## Begin Supplied records

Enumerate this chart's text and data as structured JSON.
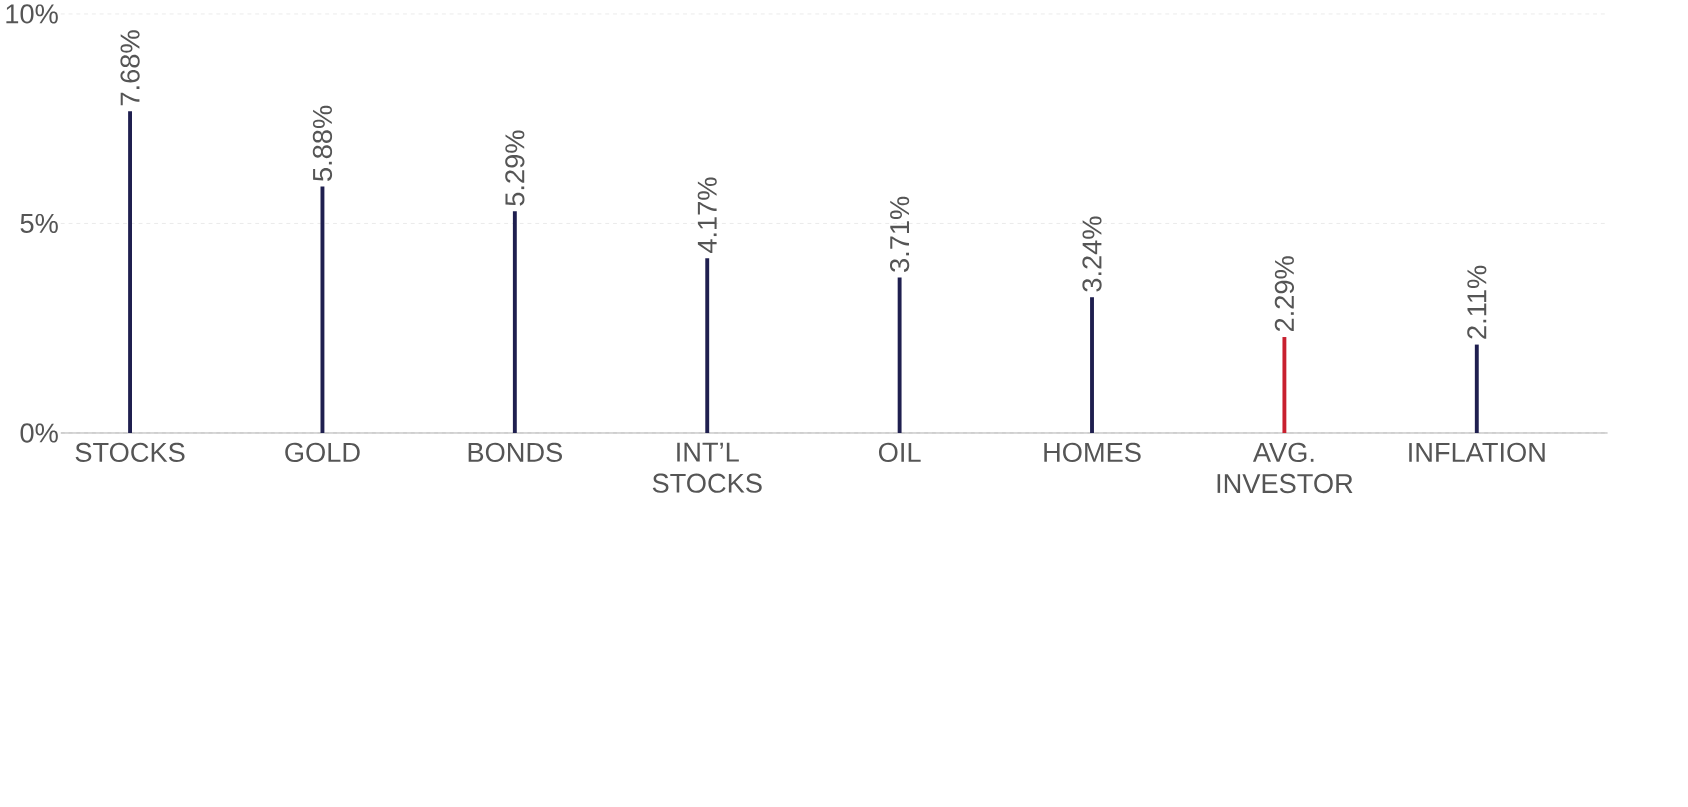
{
  "chart_data": {
    "type": "bar",
    "categories": [
      "STOCKS",
      "GOLD",
      "BONDS",
      "INT’L STOCKS",
      "OIL",
      "HOMES",
      "AVG. INVESTOR",
      "INFLATION"
    ],
    "values": [
      7.68,
      5.88,
      5.29,
      4.17,
      3.71,
      3.24,
      2.29,
      2.11
    ],
    "value_labels": [
      "7.68%",
      "5.88%",
      "5.29%",
      "4.17%",
      "3.71%",
      "3.24%",
      "2.29%",
      "2.11%"
    ],
    "colors": [
      "#1f1f4f",
      "#1f1f4f",
      "#1f1f4f",
      "#1f1f4f",
      "#1f1f4f",
      "#1f1f4f",
      "#c8202f",
      "#1f1f4f"
    ],
    "ylim": [
      0,
      10
    ],
    "yticks": [
      {
        "value": 0,
        "label": "0%"
      },
      {
        "value": 5,
        "label": "5%"
      },
      {
        "value": 10,
        "label": "10%"
      }
    ],
    "grid": "y"
  }
}
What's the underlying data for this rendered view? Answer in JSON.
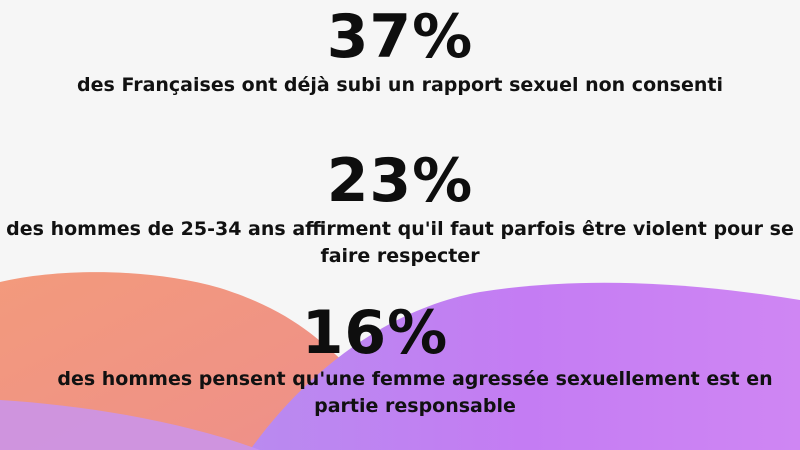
{
  "stats": [
    {
      "value": "37%",
      "description": "des Françaises ont déjà subi un rapport sexuel non consenti"
    },
    {
      "value": "23%",
      "description": "des hommes de 25-34 ans affirment qu'il faut parfois être violent pour se faire respecter"
    },
    {
      "value": "16%",
      "description": "des hommes pensent qu'une femme agressée sexuellement est en partie responsable"
    }
  ],
  "colors": {
    "background": "#f6f6f6",
    "wave_orange": "#f0957a",
    "wave_purple": "#c27ef2",
    "text": "#111111"
  }
}
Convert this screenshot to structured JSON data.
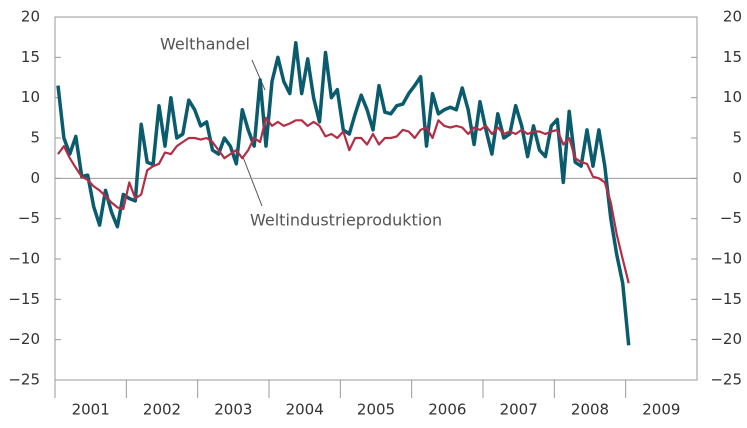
{
  "chart_data": {
    "type": "line",
    "annotations": [
      "Welthandel",
      "Weltindustrieproduktion"
    ],
    "x": [
      2001.042,
      2001.125,
      2001.208,
      2001.292,
      2001.375,
      2001.458,
      2001.542,
      2001.625,
      2001.708,
      2001.792,
      2001.875,
      2001.958,
      2002.042,
      2002.125,
      2002.208,
      2002.292,
      2002.375,
      2002.458,
      2002.542,
      2002.625,
      2002.708,
      2002.792,
      2002.875,
      2002.958,
      2003.042,
      2003.125,
      2003.208,
      2003.292,
      2003.375,
      2003.458,
      2003.542,
      2003.625,
      2003.708,
      2003.792,
      2003.875,
      2003.958,
      2004.042,
      2004.125,
      2004.208,
      2004.292,
      2004.375,
      2004.458,
      2004.542,
      2004.625,
      2004.708,
      2004.792,
      2004.875,
      2004.958,
      2005.042,
      2005.125,
      2005.208,
      2005.292,
      2005.375,
      2005.458,
      2005.542,
      2005.625,
      2005.708,
      2005.792,
      2005.875,
      2005.958,
      2006.042,
      2006.125,
      2006.208,
      2006.292,
      2006.375,
      2006.458,
      2006.542,
      2006.625,
      2006.708,
      2006.792,
      2006.875,
      2006.958,
      2007.042,
      2007.125,
      2007.208,
      2007.292,
      2007.375,
      2007.458,
      2007.542,
      2007.625,
      2007.708,
      2007.792,
      2007.875,
      2007.958,
      2008.042,
      2008.125,
      2008.208,
      2008.292,
      2008.375,
      2008.458,
      2008.542,
      2008.625,
      2008.708,
      2008.792,
      2008.875,
      2008.958,
      2009.042
    ],
    "series": [
      {
        "name": "Welthandel",
        "color": "#0b5b6f",
        "values": [
          11.5,
          5,
          3,
          5.2,
          0.2,
          0.4,
          -3.5,
          -5.8,
          -1.5,
          -4.2,
          -6,
          -2,
          -2.5,
          -2.8,
          6.7,
          2,
          1.7,
          9,
          4,
          10,
          5,
          5.5,
          9.7,
          8.5,
          6.5,
          7,
          3.5,
          3,
          5,
          4,
          1.8,
          8.5,
          6,
          4,
          12.2,
          4,
          12,
          15,
          12,
          10.5,
          16.8,
          10.5,
          14.8,
          10,
          7,
          15.6,
          10,
          11,
          6,
          5.5,
          8,
          10.3,
          8.5,
          6,
          11.5,
          8.2,
          8,
          9,
          9.2,
          10.5,
          11.5,
          12.6,
          4,
          10.5,
          8,
          8.5,
          8.8,
          8.5,
          11.2,
          8.5,
          4.2,
          9.5,
          6,
          3,
          8,
          5,
          5.5,
          9,
          6.5,
          2.7,
          6.5,
          3.5,
          2.7,
          6.5,
          7.3,
          -0.5,
          8.3,
          2,
          1.5,
          6,
          1.5,
          6,
          1.5,
          -5,
          -9.5,
          -13,
          -20.7
        ]
      },
      {
        "name": "Weltindustrieproduktion",
        "color": "#b32d44",
        "values": [
          3,
          4,
          2.5,
          1.3,
          0.2,
          -0.2,
          -1,
          -1.5,
          -2.2,
          -3,
          -3.6,
          -3.8,
          -0.5,
          -2.5,
          -2,
          1,
          1.5,
          1.8,
          3.2,
          3,
          4,
          4.5,
          5,
          5,
          4.8,
          5,
          4.5,
          3.5,
          2.5,
          3,
          3.5,
          2.5,
          3.5,
          5,
          4.5,
          7.5,
          6.5,
          7,
          6.5,
          6.8,
          7.2,
          7.2,
          6.5,
          7,
          6.5,
          5.2,
          5.5,
          5,
          5.8,
          3.5,
          5,
          5,
          4.2,
          5.5,
          4.2,
          5,
          5,
          5.2,
          6,
          5.8,
          5,
          6,
          6.3,
          5,
          7.2,
          6.5,
          6.3,
          6.5,
          6.3,
          5.5,
          6.3,
          6,
          6.5,
          5.5,
          6.3,
          5.5,
          5.8,
          5.5,
          6,
          5.5,
          5.8,
          5.8,
          5.5,
          5.8,
          6,
          4.2,
          5,
          2.5,
          2,
          1.8,
          0.2,
          0,
          -0.5,
          -3,
          -7,
          -10,
          -13
        ]
      }
    ],
    "xlim": [
      2001,
      2010
    ],
    "xticks": [
      {
        "value": 2001.5,
        "label": "2001"
      },
      {
        "value": 2002.5,
        "label": "2002"
      },
      {
        "value": 2003.5,
        "label": "2003"
      },
      {
        "value": 2004.5,
        "label": "2004"
      },
      {
        "value": 2005.5,
        "label": "2005"
      },
      {
        "value": 2006.5,
        "label": "2006"
      },
      {
        "value": 2007.5,
        "label": "2007"
      },
      {
        "value": 2008.5,
        "label": "2008"
      },
      {
        "value": 2009.5,
        "label": "2009"
      }
    ],
    "ylim": [
      -25,
      20
    ],
    "yticks": [
      20,
      15,
      10,
      5,
      0,
      {
        "value": -5,
        "label": "−5"
      },
      {
        "value": -10,
        "label": "−10"
      },
      {
        "value": -15,
        "label": "−15"
      },
      {
        "value": -20,
        "label": "−20"
      },
      {
        "value": -25,
        "label": "−25"
      }
    ],
    "y2lim": [
      -25,
      20
    ],
    "y2ticks": [
      20,
      15,
      10,
      5,
      0,
      {
        "value": -5,
        "label": "−5"
      },
      {
        "value": -10,
        "label": "−10"
      },
      {
        "value": -15,
        "label": "−15"
      },
      {
        "value": -20,
        "label": "−20"
      },
      {
        "value": -25,
        "label": "−25"
      }
    ]
  }
}
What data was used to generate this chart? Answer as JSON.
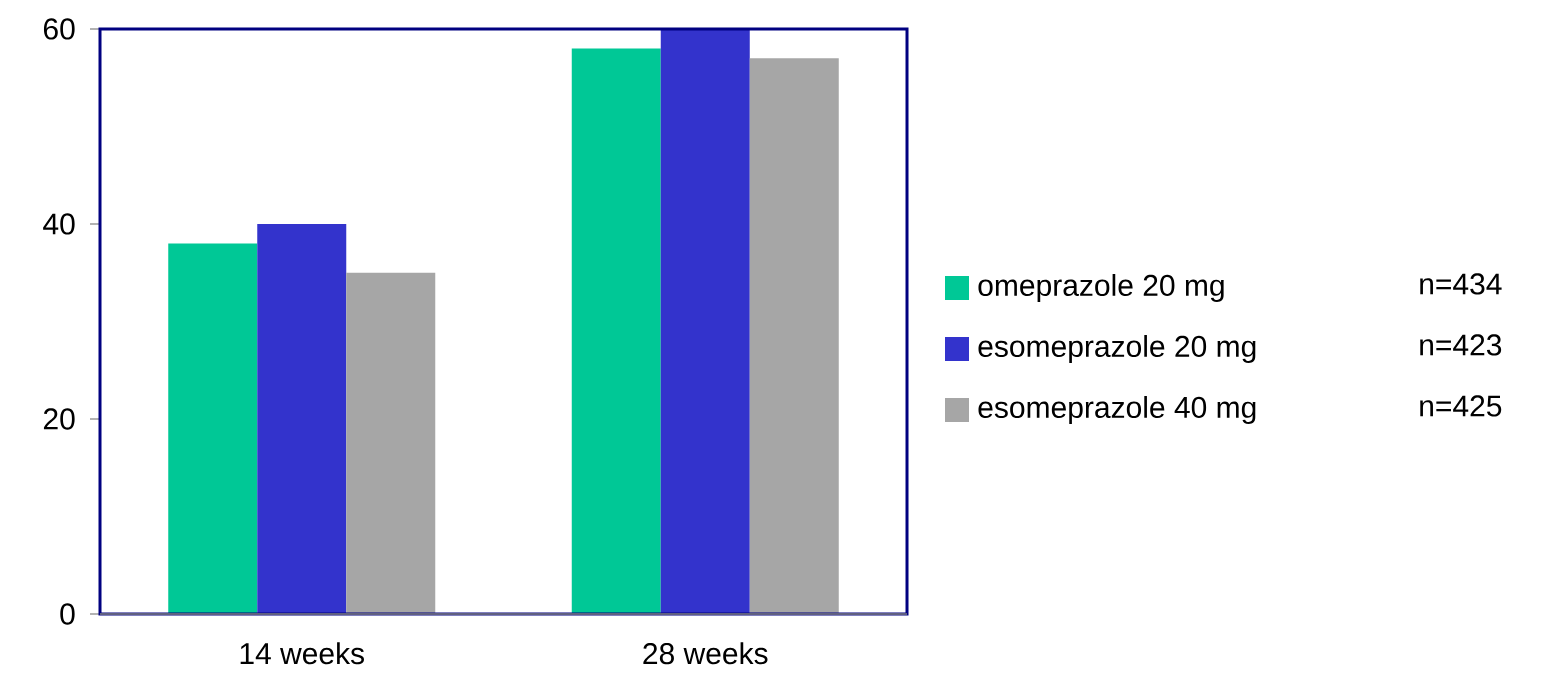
{
  "chart_data": {
    "type": "bar",
    "categories": [
      "14 weeks",
      "28 weeks"
    ],
    "series": [
      {
        "name": "omeprazole 20 mg",
        "color": "#00c896",
        "values": [
          38,
          58
        ]
      },
      {
        "name": "esomeprazole 20 mg",
        "color": "#3333cc",
        "values": [
          40,
          60
        ]
      },
      {
        "name": "esomeprazole 40 mg",
        "color": "#a6a6a6",
        "values": [
          35,
          57
        ]
      }
    ],
    "ylim": [
      0,
      60
    ],
    "yticks": [
      0,
      20,
      40,
      60
    ],
    "grid": false,
    "legend": "right",
    "annotations": [
      "n=434",
      "n=423",
      "n=425"
    ]
  }
}
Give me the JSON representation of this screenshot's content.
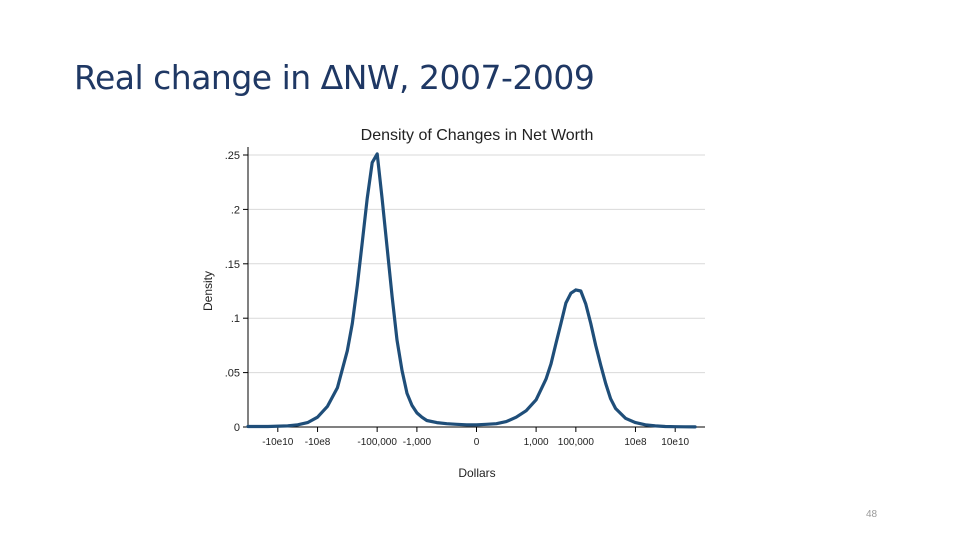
{
  "slide": {
    "title": "Real change in ΔNW, 2007-2009",
    "page_number": "48"
  },
  "colors": {
    "title": "#1f3864",
    "line": "#1f4e79",
    "grid": "#d9d9d9",
    "axis": "#000000"
  },
  "chart_data": {
    "type": "line",
    "title": "Density of Changes in Net Worth",
    "xlabel": "Dollars",
    "ylabel": "Density",
    "grid": true,
    "ylim": [
      0,
      0.25
    ],
    "xlim": [
      -11.5,
      11.5
    ],
    "yticks": [
      0,
      0.05,
      0.1,
      0.15,
      0.2,
      0.25
    ],
    "ytick_labels": [
      "0",
      ".05",
      ".1",
      ".15",
      ".2",
      ".25"
    ],
    "xticks": [
      -10,
      -8,
      -5,
      -3,
      0,
      3,
      5,
      8,
      10
    ],
    "xtick_labels": [
      "-10e10",
      "-10e8",
      "-100,000",
      "-1,000",
      "0",
      "1,000",
      "100,000",
      "10e8",
      "10e10"
    ],
    "series": [
      {
        "name": "Density",
        "x": [
          -11.5,
          -10.5,
          -9.5,
          -9.0,
          -8.5,
          -8.0,
          -7.5,
          -7.0,
          -6.5,
          -6.25,
          -6.0,
          -5.75,
          -5.5,
          -5.25,
          -5.0,
          -4.75,
          -4.5,
          -4.25,
          -4.0,
          -3.75,
          -3.5,
          -3.25,
          -3.0,
          -2.75,
          -2.5,
          -2.0,
          -1.5,
          -1.0,
          -0.5,
          0.0,
          0.5,
          1.0,
          1.5,
          2.0,
          2.5,
          3.0,
          3.5,
          3.75,
          4.0,
          4.25,
          4.5,
          4.75,
          5.0,
          5.25,
          5.5,
          5.75,
          6.0,
          6.25,
          6.5,
          6.75,
          7.0,
          7.5,
          8.0,
          8.5,
          9.0,
          9.5,
          10.0,
          10.5,
          11.0
        ],
        "values": [
          0.0005,
          0.0005,
          0.001,
          0.002,
          0.004,
          0.009,
          0.019,
          0.036,
          0.07,
          0.095,
          0.13,
          0.17,
          0.21,
          0.243,
          0.251,
          0.21,
          0.165,
          0.12,
          0.08,
          0.052,
          0.031,
          0.02,
          0.013,
          0.009,
          0.006,
          0.004,
          0.003,
          0.0025,
          0.002,
          0.002,
          0.0025,
          0.003,
          0.005,
          0.009,
          0.015,
          0.025,
          0.044,
          0.058,
          0.077,
          0.095,
          0.114,
          0.123,
          0.126,
          0.125,
          0.113,
          0.095,
          0.075,
          0.057,
          0.04,
          0.026,
          0.017,
          0.008,
          0.004,
          0.002,
          0.001,
          0.0005,
          0.0003,
          0.0002,
          0.0001
        ]
      }
    ]
  }
}
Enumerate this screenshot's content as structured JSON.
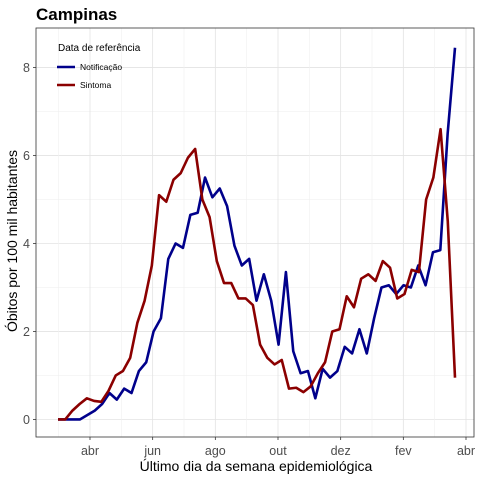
{
  "chart_data": {
    "type": "line",
    "title": "Campinas",
    "xlabel": "Último dia da semana epidemiológica",
    "ylabel": "Óbitos por 100 mil habitantes",
    "ylim": [
      -0.4,
      8.9
    ],
    "yticks": [
      0,
      2,
      4,
      6,
      8
    ],
    "x_ticks": [
      "abr",
      "jun",
      "ago",
      "out",
      "dez",
      "fev",
      "abr"
    ],
    "grid": true,
    "legend": {
      "title": "Data de referência",
      "position": "top-left"
    },
    "series": [
      {
        "name": "Notificação",
        "color": "#00008b",
        "values": [
          0,
          0,
          0,
          0,
          0.1,
          0.2,
          0.35,
          0.6,
          0.45,
          0.7,
          0.6,
          1.1,
          1.3,
          2.0,
          2.3,
          3.65,
          4.0,
          3.9,
          4.65,
          4.7,
          5.5,
          5.05,
          5.25,
          4.85,
          3.95,
          3.5,
          3.65,
          2.7,
          3.3,
          2.7,
          1.7,
          3.35,
          1.55,
          1.05,
          1.1,
          0.48,
          1.15,
          0.95,
          1.1,
          1.65,
          1.5,
          2.05,
          1.5,
          2.3,
          3.0,
          3.05,
          2.85,
          3.05,
          3.0,
          3.5,
          3.05,
          3.8,
          3.85,
          6.5,
          8.45
        ]
      },
      {
        "name": "Sintoma",
        "color": "#8b0000",
        "values": [
          0,
          0,
          0.2,
          0.35,
          0.48,
          0.42,
          0.4,
          0.65,
          1.0,
          1.1,
          1.4,
          2.2,
          2.7,
          3.5,
          5.1,
          4.95,
          5.45,
          5.6,
          5.95,
          6.15,
          5.0,
          4.6,
          3.6,
          3.1,
          3.1,
          2.75,
          2.75,
          2.6,
          1.7,
          1.4,
          1.25,
          1.35,
          0.7,
          0.72,
          0.62,
          0.75,
          1.05,
          1.3,
          2.0,
          2.05,
          2.8,
          2.55,
          3.2,
          3.3,
          3.15,
          3.6,
          3.45,
          2.75,
          2.85,
          3.4,
          3.35,
          5.0,
          5.5,
          6.6,
          4.5,
          0.95
        ]
      }
    ]
  }
}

## End Supplied records

* [Exercise aim] Which lines include the word "grid"? Copy every one of them.

* [Expected answer]
    "grid": "y"
    "grid": false,
    "grid": "#d9d9d9",
    "grid": true,
    "grid": true,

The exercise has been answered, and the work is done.